## [What to do]
Could you transcribe the material below exactly, without leaving out a single line?

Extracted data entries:

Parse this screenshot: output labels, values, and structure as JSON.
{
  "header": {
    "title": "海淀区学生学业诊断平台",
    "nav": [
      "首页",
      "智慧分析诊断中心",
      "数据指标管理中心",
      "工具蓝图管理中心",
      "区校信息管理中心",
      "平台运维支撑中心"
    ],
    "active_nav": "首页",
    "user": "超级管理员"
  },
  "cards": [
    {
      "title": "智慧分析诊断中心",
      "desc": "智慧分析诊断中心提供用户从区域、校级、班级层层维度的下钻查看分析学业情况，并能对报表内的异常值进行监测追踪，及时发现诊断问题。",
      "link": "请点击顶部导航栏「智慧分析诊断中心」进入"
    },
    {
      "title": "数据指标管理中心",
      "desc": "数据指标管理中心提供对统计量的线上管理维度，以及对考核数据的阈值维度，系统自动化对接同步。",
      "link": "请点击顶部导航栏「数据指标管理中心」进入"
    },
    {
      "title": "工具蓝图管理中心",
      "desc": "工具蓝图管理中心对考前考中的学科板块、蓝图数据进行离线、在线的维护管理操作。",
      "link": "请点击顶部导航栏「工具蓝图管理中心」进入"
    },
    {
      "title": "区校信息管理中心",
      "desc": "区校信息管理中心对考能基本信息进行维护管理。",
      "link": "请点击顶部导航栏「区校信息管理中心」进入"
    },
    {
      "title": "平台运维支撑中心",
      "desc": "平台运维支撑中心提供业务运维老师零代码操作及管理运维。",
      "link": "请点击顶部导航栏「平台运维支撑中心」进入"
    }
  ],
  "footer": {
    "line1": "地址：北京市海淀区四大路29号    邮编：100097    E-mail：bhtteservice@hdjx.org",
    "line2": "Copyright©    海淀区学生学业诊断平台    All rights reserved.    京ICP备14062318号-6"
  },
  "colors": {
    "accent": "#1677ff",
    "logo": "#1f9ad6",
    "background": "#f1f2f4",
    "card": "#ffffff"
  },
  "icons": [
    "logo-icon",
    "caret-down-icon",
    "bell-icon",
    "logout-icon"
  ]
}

## [Written response]
Parse this screenshot: output labels, values, and structure as JSON.
{
  "header": {
    "title": "海淀区学生学业诊断平台",
    "nav": [
      "首页",
      "智慧分析诊断中心",
      "数据指标管理中心",
      "工具蓝图管理中心",
      "区校信息管理中心",
      "平台运维支撑中心"
    ],
    "active_nav": "首页",
    "user": "超级管理员"
  },
  "cards": [
    {
      "title": "智慧分析诊断中心",
      "desc": "智慧分析诊断中心提供用户从区域、校级、班级层层维度的下钻查看分析学业情况，并能对报表内的异常值进行监测追踪，及时发现诊断问题。",
      "link": "请点击顶部导航栏「智慧分析诊断中心」进入"
    },
    {
      "title": "数据指标管理中心",
      "desc": "数据指标管理中心提供对统计量的线上管理维度，以及对考核数据的阈值维度，系统自动化对接同步。",
      "link": "请点击顶部导航栏「数据指标管理中心」进入"
    },
    {
      "title": "工具蓝图管理中心",
      "desc": "工具蓝图管理中心对考前考中的学科板块、蓝图数据进行离线、在线的维护管理操作。",
      "link": "请点击顶部导航栏「工具蓝图管理中心」进入"
    },
    {
      "title": "区校信息管理中心",
      "desc": "区校信息管理中心对考能基本信息进行维护管理。",
      "link": "请点击顶部导航栏「区校信息管理中心」进入"
    },
    {
      "title": "平台运维支撑中心",
      "desc": "平台运维支撑中心提供业务运维老师零代码操作及管理运维。",
      "link": "请点击顶部导航栏「平台运维支撑中心」进入"
    }
  ],
  "footer": {
    "line1": "地址：北京市海淀区四大路29号    邮编：100097    E-mail：bhtteservice@hdjx.org",
    "line2": "Copyright©    海淀区学生学业诊断平台    All rights reserved.    京ICP备14062318号-6"
  },
  "colors": {
    "accent": "#1677ff",
    "logo": "#1f9ad6",
    "background": "#f1f2f4",
    "card": "#ffffff"
  },
  "icons": [
    "logo-icon",
    "caret-down-icon",
    "bell-icon",
    "logout-icon"
  ]
}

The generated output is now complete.